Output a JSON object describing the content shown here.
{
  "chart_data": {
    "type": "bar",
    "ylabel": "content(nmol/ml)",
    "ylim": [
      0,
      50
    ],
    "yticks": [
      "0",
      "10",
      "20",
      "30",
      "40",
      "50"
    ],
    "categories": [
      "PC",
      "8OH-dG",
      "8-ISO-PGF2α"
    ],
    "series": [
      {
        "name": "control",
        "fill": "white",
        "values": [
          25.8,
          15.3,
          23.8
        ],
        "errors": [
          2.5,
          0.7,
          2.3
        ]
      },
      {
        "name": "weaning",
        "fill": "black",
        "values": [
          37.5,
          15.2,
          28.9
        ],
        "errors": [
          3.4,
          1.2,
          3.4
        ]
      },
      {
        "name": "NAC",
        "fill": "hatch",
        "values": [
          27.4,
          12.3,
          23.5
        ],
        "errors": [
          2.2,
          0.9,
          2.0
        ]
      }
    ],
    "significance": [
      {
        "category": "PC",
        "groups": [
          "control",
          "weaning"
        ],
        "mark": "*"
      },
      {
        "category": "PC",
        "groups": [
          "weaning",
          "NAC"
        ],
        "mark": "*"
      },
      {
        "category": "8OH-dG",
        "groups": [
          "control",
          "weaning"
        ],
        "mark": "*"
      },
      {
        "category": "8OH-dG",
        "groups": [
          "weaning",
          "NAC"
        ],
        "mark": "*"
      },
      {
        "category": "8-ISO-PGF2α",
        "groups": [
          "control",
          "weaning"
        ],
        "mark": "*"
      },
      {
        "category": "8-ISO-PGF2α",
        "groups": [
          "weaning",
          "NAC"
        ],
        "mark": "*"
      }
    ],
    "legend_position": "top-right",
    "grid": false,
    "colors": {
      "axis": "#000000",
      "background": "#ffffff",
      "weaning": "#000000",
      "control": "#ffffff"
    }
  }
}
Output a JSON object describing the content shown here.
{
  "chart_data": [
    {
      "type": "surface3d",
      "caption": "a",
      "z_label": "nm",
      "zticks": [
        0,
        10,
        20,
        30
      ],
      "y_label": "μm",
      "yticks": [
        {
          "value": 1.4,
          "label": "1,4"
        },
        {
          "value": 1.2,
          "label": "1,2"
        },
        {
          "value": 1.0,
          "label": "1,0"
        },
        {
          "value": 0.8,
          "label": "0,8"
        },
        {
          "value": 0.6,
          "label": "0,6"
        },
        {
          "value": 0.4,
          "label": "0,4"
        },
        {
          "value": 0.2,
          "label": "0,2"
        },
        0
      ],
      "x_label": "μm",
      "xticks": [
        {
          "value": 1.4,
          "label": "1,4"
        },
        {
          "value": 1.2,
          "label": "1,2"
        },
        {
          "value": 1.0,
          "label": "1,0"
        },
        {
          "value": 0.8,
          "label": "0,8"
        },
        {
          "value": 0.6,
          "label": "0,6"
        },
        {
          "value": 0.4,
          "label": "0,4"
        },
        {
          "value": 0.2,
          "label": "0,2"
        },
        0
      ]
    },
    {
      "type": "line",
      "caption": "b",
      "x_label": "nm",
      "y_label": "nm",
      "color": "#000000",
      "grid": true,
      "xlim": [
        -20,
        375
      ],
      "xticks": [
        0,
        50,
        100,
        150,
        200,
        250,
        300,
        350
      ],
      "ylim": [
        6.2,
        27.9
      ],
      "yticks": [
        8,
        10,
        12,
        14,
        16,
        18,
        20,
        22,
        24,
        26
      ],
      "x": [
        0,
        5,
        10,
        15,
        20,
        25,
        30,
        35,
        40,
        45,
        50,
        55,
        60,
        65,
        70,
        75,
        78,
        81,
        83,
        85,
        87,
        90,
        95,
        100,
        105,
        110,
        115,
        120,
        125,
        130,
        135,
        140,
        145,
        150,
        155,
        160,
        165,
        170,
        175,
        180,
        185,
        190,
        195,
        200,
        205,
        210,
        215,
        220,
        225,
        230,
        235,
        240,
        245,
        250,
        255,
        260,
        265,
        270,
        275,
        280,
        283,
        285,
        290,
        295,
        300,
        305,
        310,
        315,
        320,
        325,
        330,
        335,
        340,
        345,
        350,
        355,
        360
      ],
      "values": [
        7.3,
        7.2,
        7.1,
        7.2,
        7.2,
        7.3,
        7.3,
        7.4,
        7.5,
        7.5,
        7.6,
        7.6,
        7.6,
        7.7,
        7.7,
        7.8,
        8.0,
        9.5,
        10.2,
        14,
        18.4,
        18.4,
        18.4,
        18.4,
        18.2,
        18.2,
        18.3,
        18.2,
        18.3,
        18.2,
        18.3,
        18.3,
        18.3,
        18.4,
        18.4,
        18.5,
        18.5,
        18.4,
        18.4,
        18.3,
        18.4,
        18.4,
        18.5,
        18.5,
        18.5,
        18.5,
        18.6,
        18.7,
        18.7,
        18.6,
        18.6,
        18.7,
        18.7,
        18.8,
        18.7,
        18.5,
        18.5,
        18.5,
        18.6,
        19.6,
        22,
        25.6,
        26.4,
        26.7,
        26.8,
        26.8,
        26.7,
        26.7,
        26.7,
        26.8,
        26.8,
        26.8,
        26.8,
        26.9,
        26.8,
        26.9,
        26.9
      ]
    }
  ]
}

═══

Repeat the entries above exactly, leaving nothing out.

Output a JSON object describing the content shown here.
{
  "chart_data": {
    "type": "bar",
    "ylabel": "content(nmol/ml)",
    "ylim": [
      0,
      50
    ],
    "yticks": [
      "0",
      "10",
      "20",
      "30",
      "40",
      "50"
    ],
    "categories": [
      "PC",
      "8OH-dG",
      "8-ISO-PGF2α"
    ],
    "series": [
      {
        "name": "control",
        "fill": "white",
        "values": [
          25.8,
          15.3,
          23.8
        ],
        "errors": [
          2.5,
          0.7,
          2.3
        ]
      },
      {
        "name": "weaning",
        "fill": "black",
        "values": [
          37.5,
          15.2,
          28.9
        ],
        "errors": [
          3.4,
          1.2,
          3.4
        ]
      },
      {
        "name": "NAC",
        "fill": "hatch",
        "values": [
          27.4,
          12.3,
          23.5
        ],
        "errors": [
          2.2,
          0.9,
          2.0
        ]
      }
    ],
    "significance": [
      {
        "category": "PC",
        "groups": [
          "control",
          "weaning"
        ],
        "mark": "*"
      },
      {
        "category": "PC",
        "groups": [
          "weaning",
          "NAC"
        ],
        "mark": "*"
      },
      {
        "category": "8OH-dG",
        "groups": [
          "control",
          "weaning"
        ],
        "mark": "*"
      },
      {
        "category": "8OH-dG",
        "groups": [
          "weaning",
          "NAC"
        ],
        "mark": "*"
      },
      {
        "category": "8-ISO-PGF2α",
        "groups": [
          "control",
          "weaning"
        ],
        "mark": "*"
      },
      {
        "category": "8-ISO-PGF2α",
        "groups": [
          "weaning",
          "NAC"
        ],
        "mark": "*"
      }
    ],
    "legend_position": "top-right",
    "grid": false,
    "colors": {
      "axis": "#000000",
      "background": "#ffffff",
      "weaning": "#000000",
      "control": "#ffffff"
    }
  }
}
Output a JSON object describing the content shown here.
{
  "chart_data": [
    {
      "type": "surface3d",
      "caption": "a",
      "z_label": "nm",
      "zticks": [
        0,
        10,
        20,
        30
      ],
      "y_label": "μm",
      "yticks": [
        {
          "value": 1.4,
          "label": "1,4"
        },
        {
          "value": 1.2,
          "label": "1,2"
        },
        {
          "value": 1.0,
          "label": "1,0"
        },
        {
          "value": 0.8,
          "label": "0,8"
        },
        {
          "value": 0.6,
          "label": "0,6"
        },
        {
          "value": 0.4,
          "label": "0,4"
        },
        {
          "value": 0.2,
          "label": "0,2"
        },
        0
      ],
      "x_label": "μm",
      "xticks": [
        {
          "value": 1.4,
          "label": "1,4"
        },
        {
          "value": 1.2,
          "label": "1,2"
        },
        {
          "value": 1.0,
          "label": "1,0"
        },
        {
          "value": 0.8,
          "label": "0,8"
        },
        {
          "value": 0.6,
          "label": "0,6"
        },
        {
          "value": 0.4,
          "label": "0,4"
        },
        {
          "value": 0.2,
          "label": "0,2"
        },
        0
      ]
    },
    {
      "type": "line",
      "caption": "b",
      "x_label": "nm",
      "y_label": "nm",
      "color": "#000000",
      "grid": true,
      "xlim": [
        -20,
        375
      ],
      "xticks": [
        0,
        50,
        100,
        150,
        200,
        250,
        300,
        350
      ],
      "ylim": [
        6.2,
        27.9
      ],
      "yticks": [
        8,
        10,
        12,
        14,
        16,
        18,
        20,
        22,
        24,
        26
      ],
      "x": [
        0,
        5,
        10,
        15,
        20,
        25,
        30,
        35,
        40,
        45,
        50,
        55,
        60,
        65,
        70,
        75,
        78,
        81,
        83,
        85,
        87,
        90,
        95,
        100,
        105,
        110,
        115,
        120,
        125,
        130,
        135,
        140,
        145,
        150,
        155,
        160,
        165,
        170,
        175,
        180,
        185,
        190,
        195,
        200,
        205,
        210,
        215,
        220,
        225,
        230,
        235,
        240,
        245,
        250,
        255,
        260,
        265,
        270,
        275,
        280,
        283,
        285,
        290,
        295,
        300,
        305,
        310,
        315,
        320,
        325,
        330,
        335,
        340,
        345,
        350,
        355,
        360
      ],
      "values": [
        7.3,
        7.2,
        7.1,
        7.2,
        7.2,
        7.3,
        7.3,
        7.4,
        7.5,
        7.5,
        7.6,
        7.6,
        7.6,
        7.7,
        7.7,
        7.8,
        8.0,
        9.5,
        10.2,
        14,
        18.4,
        18.4,
        18.4,
        18.4,
        18.2,
        18.2,
        18.3,
        18.2,
        18.3,
        18.2,
        18.3,
        18.3,
        18.3,
        18.4,
        18.4,
        18.5,
        18.5,
        18.4,
        18.4,
        18.3,
        18.4,
        18.4,
        18.5,
        18.5,
        18.5,
        18.5,
        18.6,
        18.7,
        18.7,
        18.6,
        18.6,
        18.7,
        18.7,
        18.8,
        18.7,
        18.5,
        18.5,
        18.5,
        18.6,
        19.6,
        22,
        25.6,
        26.4,
        26.7,
        26.8,
        26.8,
        26.7,
        26.7,
        26.7,
        26.8,
        26.8,
        26.8,
        26.8,
        26.9,
        26.8,
        26.9,
        26.9
      ]
    }
  ]
}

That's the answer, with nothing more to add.